[What you need to do]
Look for the string "Choose" and copy every line that has it.

[Excerpted records]
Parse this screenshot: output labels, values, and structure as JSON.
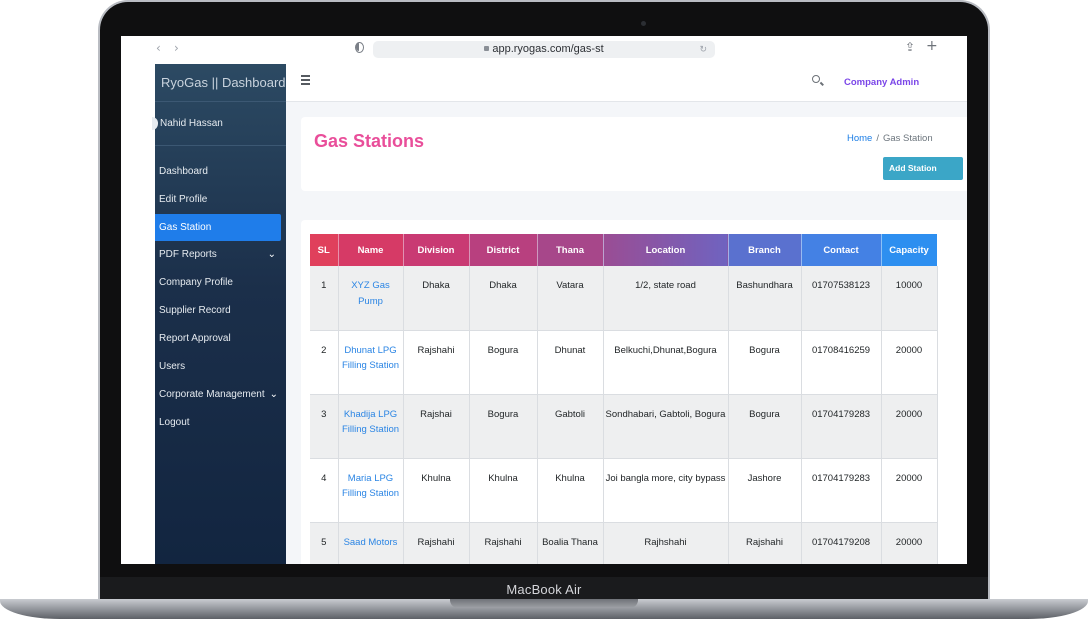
{
  "device": {
    "model_label": "MacBook Air"
  },
  "browser": {
    "back": "‹",
    "forward": "›",
    "url": "app.ryogas.com/gas-st",
    "share": "⇪",
    "new_tab": "+"
  },
  "sidebar": {
    "brand": "RyoGas || Dashboard",
    "user": "Nahid Hassan",
    "items": [
      {
        "label": "Dashboard",
        "active": false
      },
      {
        "label": "Edit Profile",
        "active": false
      },
      {
        "label": "Gas Station",
        "active": true
      },
      {
        "label": "PDF Reports",
        "active": false,
        "expandable": true
      },
      {
        "label": "Company Profile",
        "active": false
      },
      {
        "label": "Supplier Record",
        "active": false
      },
      {
        "label": "Report Approval",
        "active": false
      },
      {
        "label": "Users",
        "active": false
      },
      {
        "label": "Corporate Management",
        "active": false,
        "expandable": true
      },
      {
        "label": "Logout",
        "active": false
      }
    ],
    "chevron": "⌄"
  },
  "topbar": {
    "account": "Company Admin"
  },
  "header": {
    "title": "Gas Stations",
    "breadcrumb": {
      "home": "Home",
      "separator": "/",
      "current": "Gas Station"
    },
    "add_button": "Add Station"
  },
  "table": {
    "columns": [
      "SL",
      "Name",
      "Division",
      "District",
      "Thana",
      "Location",
      "Branch",
      "Contact",
      "Capacity"
    ],
    "rows": [
      {
        "sl": "1",
        "name": "XYZ Gas Pump",
        "division": "Dhaka",
        "district": "Dhaka",
        "thana": "Vatara",
        "location": "1/2, state road",
        "branch": "Bashundhara",
        "contact": "01707538123",
        "capacity": "10000"
      },
      {
        "sl": "2",
        "name": "Dhunat LPG Filling Station",
        "division": "Rajshahi",
        "district": "Bogura",
        "thana": "Dhunat",
        "location": "Belkuchi,Dhunat,Bogura",
        "branch": "Bogura",
        "contact": "01708416259",
        "capacity": "20000"
      },
      {
        "sl": "3",
        "name": "Khadija LPG Filling Station",
        "division": "Rajshai",
        "district": "Bogura",
        "thana": "Gabtoli",
        "location": "Sondhabari, Gabtoli, Bogura",
        "branch": "Bogura",
        "contact": "01704179283",
        "capacity": "20000"
      },
      {
        "sl": "4",
        "name": "Maria LPG Filling Station",
        "division": "Khulna",
        "district": "Khulna",
        "thana": "Khulna",
        "location": "Joi bangla more, city bypass",
        "branch": "Jashore",
        "contact": "01704179283",
        "capacity": "20000"
      },
      {
        "sl": "5",
        "name": "Saad Motors",
        "division": "Rajshahi",
        "district": "Rajshahi",
        "thana": "Boalia Thana",
        "location": "Rajhshahi",
        "branch": "Rajshahi",
        "contact": "01704179208",
        "capacity": "20000"
      }
    ]
  },
  "colors": {
    "accent_title": "#e94e9a",
    "active_menu": "#1f7dea",
    "link": "#2b85e4",
    "button": "#3ba6c7",
    "account_text": "#7a45e8"
  }
}
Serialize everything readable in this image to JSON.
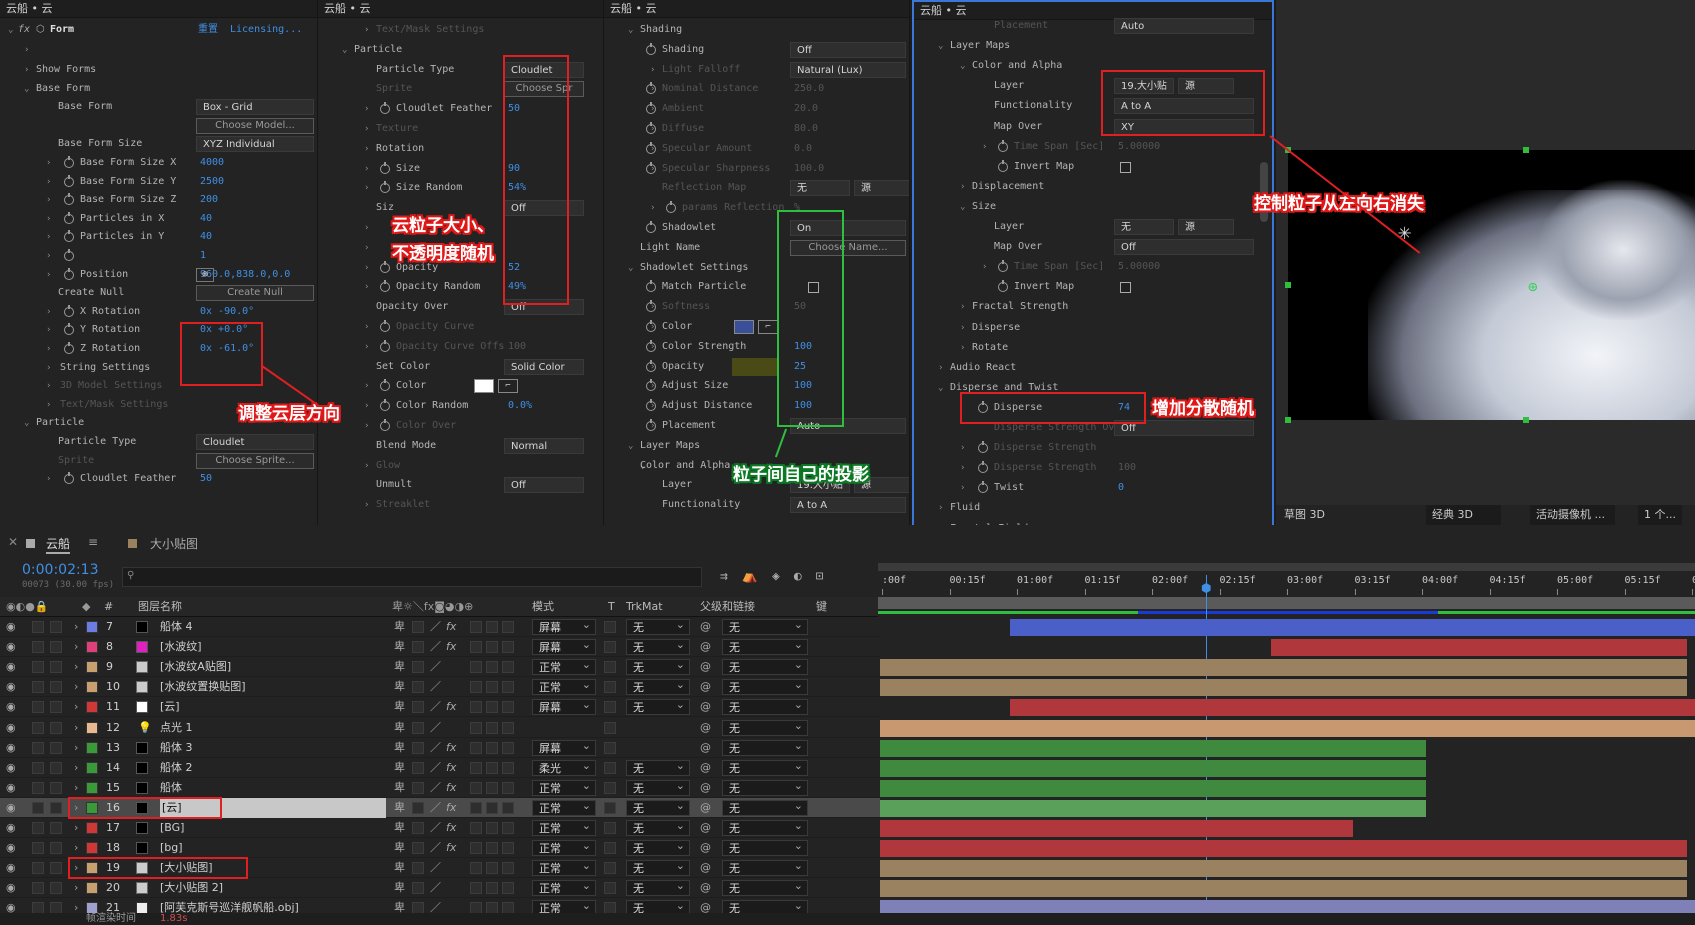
{
  "colors": {
    "accent": "#3f8fe5",
    "annotation_red": "#e02020",
    "annotation_green": "#2fbf3f",
    "selected_panel_border": "#3a78d8"
  },
  "panel1": {
    "title": "云船 • 云",
    "fx_label": "fx",
    "effect_name": "Form",
    "reset": "重置",
    "licensing": "Licensing...",
    "rows": [
      {
        "label": "Show Forms"
      },
      {
        "label": "Base Form"
      },
      {
        "label": "Base Form",
        "dd": "Box - Grid"
      },
      {
        "label": "",
        "btn": "Choose Model..."
      },
      {
        "label": "Base Form Size",
        "dd": "XYZ Individual"
      },
      {
        "label": "Base Form Size X",
        "val": "4000"
      },
      {
        "label": "Base Form Size Y",
        "val": "2500"
      },
      {
        "label": "Base Form Size Z",
        "val": "200"
      },
      {
        "label": "Particles in X",
        "val": "40"
      },
      {
        "label": "Particles in Y",
        "val": "40"
      },
      {
        "label": "",
        "val": "1"
      },
      {
        "label": "Position",
        "val": "960.0,838.0,0.0"
      },
      {
        "label": "Create Null",
        "btn": "Create Null"
      },
      {
        "label": "X Rotation",
        "val": "0x -90.0°"
      },
      {
        "label": "Y Rotation",
        "val": "0x +0.0°"
      },
      {
        "label": "Z Rotation",
        "val": "0x -61.0°"
      },
      {
        "label": "String Settings"
      },
      {
        "label": "3D Model Settings"
      },
      {
        "label": "Text/Mask Settings"
      },
      {
        "label": "Particle"
      },
      {
        "label": "Particle Type",
        "dd": "Cloudlet"
      },
      {
        "label": "Sprite",
        "btn": "Choose Sprite..."
      },
      {
        "label": "Cloudlet Feather",
        "val": "50"
      }
    ]
  },
  "panel2": {
    "title": "云船 • 云",
    "rows": [
      {
        "label": "Text/Mask Settings"
      },
      {
        "label": "Particle"
      },
      {
        "label": "Particle Type",
        "dd": "Cloudlet"
      },
      {
        "label": "Sprite",
        "btn": "Choose Spr"
      },
      {
        "label": "Cloudlet Feather",
        "val": "50"
      },
      {
        "label": "Texture"
      },
      {
        "label": "Rotation"
      },
      {
        "label": "Size",
        "val": "90"
      },
      {
        "label": "Size Random",
        "val": "54%"
      },
      {
        "label": "Siz",
        "dd": "Off"
      },
      {
        "label": "",
        "val": ""
      },
      {
        "label": "",
        "val": ""
      },
      {
        "label": "Opacity",
        "val": "52"
      },
      {
        "label": "Opacity Random",
        "val": "49%"
      },
      {
        "label": "Opacity Over",
        "dd": "Off"
      },
      {
        "label": "Opacity Curve"
      },
      {
        "label": "Opacity Curve Offs",
        "val": "100"
      },
      {
        "label": "Set Color",
        "dd": "Solid Color"
      },
      {
        "label": "Color"
      },
      {
        "label": "Color Random",
        "val": "0.0%"
      },
      {
        "label": "Color Over"
      },
      {
        "label": "Blend Mode",
        "dd": "Normal"
      },
      {
        "label": "Glow"
      },
      {
        "label": "Unmult",
        "dd": "Off"
      },
      {
        "label": "Streaklet"
      }
    ]
  },
  "panel3": {
    "title": "云船 • 云",
    "rows": [
      {
        "label": "Shading"
      },
      {
        "label": "Shading",
        "dd": "Off"
      },
      {
        "label": "Light Falloff",
        "dd": "Natural (Lux)"
      },
      {
        "label": "Nominal Distance",
        "val": "250.0"
      },
      {
        "label": "Ambient",
        "val": "20.0"
      },
      {
        "label": "Diffuse",
        "val": "80.0"
      },
      {
        "label": "Specular Amount",
        "val": "0.0"
      },
      {
        "label": "Specular Sharpness",
        "val": "100.0"
      },
      {
        "label": "Reflection Map",
        "dd": "无",
        "dd2": "源"
      },
      {
        "label": "params Reflection",
        "val": "%"
      },
      {
        "label": "Shadowlet",
        "dd": "On"
      },
      {
        "label": "Light Name",
        "btn": "Choose Name..."
      },
      {
        "label": "Shadowlet Settings"
      },
      {
        "label": "Match Particle"
      },
      {
        "label": "Softness",
        "val": "50"
      },
      {
        "label": "Color"
      },
      {
        "label": "Color Strength",
        "val": "100"
      },
      {
        "label": "Opacity",
        "val": "25"
      },
      {
        "label": "Adjust Size",
        "val": "100"
      },
      {
        "label": "Adjust Distance",
        "val": "100"
      },
      {
        "label": "Placement",
        "dd": "Auto"
      },
      {
        "label": "Layer Maps"
      },
      {
        "label": "Color and Alpha"
      },
      {
        "label": "Layer",
        "dd": "19.大小贴",
        "dd2": "源"
      },
      {
        "label": "Functionality",
        "dd": "A to A"
      }
    ]
  },
  "panel4": {
    "title": "云船 • 云",
    "rows": [
      {
        "label": "Placement",
        "dd": "Auto"
      },
      {
        "label": "Layer Maps"
      },
      {
        "label": "Color and Alpha"
      },
      {
        "label": "Layer",
        "dd": "19.大小贴",
        "dd2": "源"
      },
      {
        "label": "Functionality",
        "dd": "A to A"
      },
      {
        "label": "Map Over",
        "dd": "XY"
      },
      {
        "label": "Time Span [Sec]",
        "val": "5.00000"
      },
      {
        "label": "Invert Map"
      },
      {
        "label": "Displacement"
      },
      {
        "label": "Size"
      },
      {
        "label": "Layer",
        "dd": "无",
        "dd2": "源"
      },
      {
        "label": "Map Over",
        "dd": "Off"
      },
      {
        "label": "Time Span [Sec]",
        "val": "5.00000"
      },
      {
        "label": "Invert Map"
      },
      {
        "label": "Fractal Strength"
      },
      {
        "label": "Disperse"
      },
      {
        "label": "Rotate"
      },
      {
        "label": "Audio React"
      },
      {
        "label": "Disperse and Twist"
      },
      {
        "label": "Disperse",
        "val": "74"
      },
      {
        "label": "Disperse Strength Over",
        "dd": "Off"
      },
      {
        "label": "Disperse Strength"
      },
      {
        "label": "Disperse Strength",
        "val": "100"
      },
      {
        "label": "Twist",
        "val": "0"
      },
      {
        "label": "Fluid"
      },
      {
        "label": "Fractal Field"
      }
    ]
  },
  "viewer": {
    "toolbar": [
      "草图 3D",
      "经典 3D",
      "活动摄像机 ...",
      "1 个..."
    ]
  },
  "annotations": {
    "cloud_size": "云粒子大小、",
    "cloud_opacity": "不透明度随机",
    "adjust_direction": "调整云层方向",
    "shadow": "粒子间自己的投影",
    "disperse": "增加分散随机",
    "vanish": "控制粒子从左向右消失"
  },
  "timeline": {
    "tab_active": "云船",
    "tab_other": "大小贴图",
    "timecode": "0:00:02:13",
    "fps": "00073 (30.00 fps)",
    "search_placeholder": "",
    "headers": {
      "num": "#",
      "name": "图层名称",
      "mode": "模式",
      "t": "T",
      "trkmat": "TrkMat",
      "parent": "父级和链接",
      "keys": "键"
    },
    "ruler": [
      ":00f",
      "00:15f",
      "01:00f",
      "01:15f",
      "02:00f",
      "02:15f",
      "03:00f",
      "03:15f",
      "04:00f",
      "04:15f",
      "05:00f",
      "05:15f",
      "06:0"
    ],
    "footer": "帧渲染时间",
    "footer_val": "1.83s",
    "layers": [
      {
        "num": "7",
        "color": "#6c7ce0",
        "swatch": "#000",
        "name": "船体 4",
        "mode": "屏幕",
        "trk": "无",
        "parent": "无",
        "fx": true,
        "bar": "#4a5fc8",
        "bs": 0.16,
        "be": 1.0
      },
      {
        "num": "8",
        "color": "#e0407a",
        "swatch": "#e020c0",
        "name": "[水波纹]",
        "mode": "屏幕",
        "trk": "无",
        "parent": "无",
        "fx": true,
        "bar": "#b0383c",
        "bs": 0.48,
        "be": 0.99
      },
      {
        "num": "9",
        "color": "#c8a070",
        "swatch": "img",
        "name": "[水波纹A贴图]",
        "mode": "正常",
        "trk": "无",
        "parent": "无",
        "fx": false,
        "bar": "#9a8260",
        "bs": 0.0,
        "be": 0.99
      },
      {
        "num": "10",
        "color": "#c8a070",
        "swatch": "img",
        "name": "[水波纹置换贴图]",
        "mode": "正常",
        "trk": "无",
        "parent": "无",
        "fx": false,
        "bar": "#9a8260",
        "bs": 0.0,
        "be": 0.99
      },
      {
        "num": "11",
        "color": "#d03838",
        "swatch": "#fff",
        "name": "[云]",
        "mode": "屏幕",
        "trk": "无",
        "parent": "无",
        "fx": true,
        "bar": "#b0383c",
        "bs": 0.16,
        "be": 1.0
      },
      {
        "num": "12",
        "color": "#e8b890",
        "swatch": "light",
        "name": "点光 1",
        "mode": "",
        "trk": "",
        "parent": "无",
        "fx": false,
        "bar": "#c89870",
        "bs": 0.0,
        "be": 1.0
      },
      {
        "num": "13",
        "color": "#3a9a3a",
        "swatch": "#000",
        "name": "船体 3",
        "mode": "屏幕",
        "trk": "",
        "parent": "无",
        "fx": true,
        "bar": "#3f8a3f",
        "bs": 0.0,
        "be": 0.67
      },
      {
        "num": "14",
        "color": "#3a9a3a",
        "swatch": "#000",
        "name": "船体 2",
        "mode": "柔光",
        "trk": "无",
        "parent": "无",
        "fx": true,
        "bar": "#3f8a3f",
        "bs": 0.0,
        "be": 0.67
      },
      {
        "num": "15",
        "color": "#3a9a3a",
        "swatch": "#000",
        "name": "船体",
        "mode": "正常",
        "trk": "无",
        "parent": "无",
        "fx": true,
        "bar": "#3f8a3f",
        "bs": 0.0,
        "be": 0.67
      },
      {
        "num": "16",
        "color": "#3a9a3a",
        "swatch": "#000",
        "name": "[云]",
        "mode": "正常",
        "trk": "无",
        "parent": "无",
        "fx": true,
        "bar": "#5aa05a",
        "bs": 0.0,
        "be": 0.67,
        "selected": true
      },
      {
        "num": "17",
        "color": "#d03838",
        "swatch": "#000",
        "name": "[BG]",
        "mode": "正常",
        "trk": "无",
        "parent": "无",
        "fx": true,
        "bar": "#b0383c",
        "bs": 0.0,
        "be": 0.58
      },
      {
        "num": "18",
        "color": "#d03838",
        "swatch": "#000",
        "name": "[bg]",
        "mode": "正常",
        "trk": "无",
        "parent": "无",
        "fx": true,
        "bar": "#b0383c",
        "bs": 0.0,
        "be": 0.99
      },
      {
        "num": "19",
        "color": "#c8a070",
        "swatch": "img",
        "name": "[大小贴图]",
        "mode": "正常",
        "trk": "无",
        "parent": "无",
        "fx": false,
        "bar": "#9a8260",
        "bs": 0.0,
        "be": 0.99
      },
      {
        "num": "20",
        "color": "#c8a070",
        "swatch": "img",
        "name": "[大小贴图 2]",
        "mode": "正常",
        "trk": "无",
        "parent": "无",
        "fx": false,
        "bar": "#9a8260",
        "bs": 0.0,
        "be": 0.99
      },
      {
        "num": "21",
        "color": "#a0a0d0",
        "swatch": "file",
        "name": "[阿芙克斯号巡洋舰帆船.obj]",
        "mode": "正常",
        "trk": "无",
        "parent": "无",
        "fx": false,
        "bar": "#8080b8",
        "bs": 0.0,
        "be": 1.0
      }
    ]
  }
}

[Output for this task]
        "btn": "Choose Model..."
        "btn": "Choose Sprite..."
        "btn": "Choose Spr"
        "btn": "Choose Name..."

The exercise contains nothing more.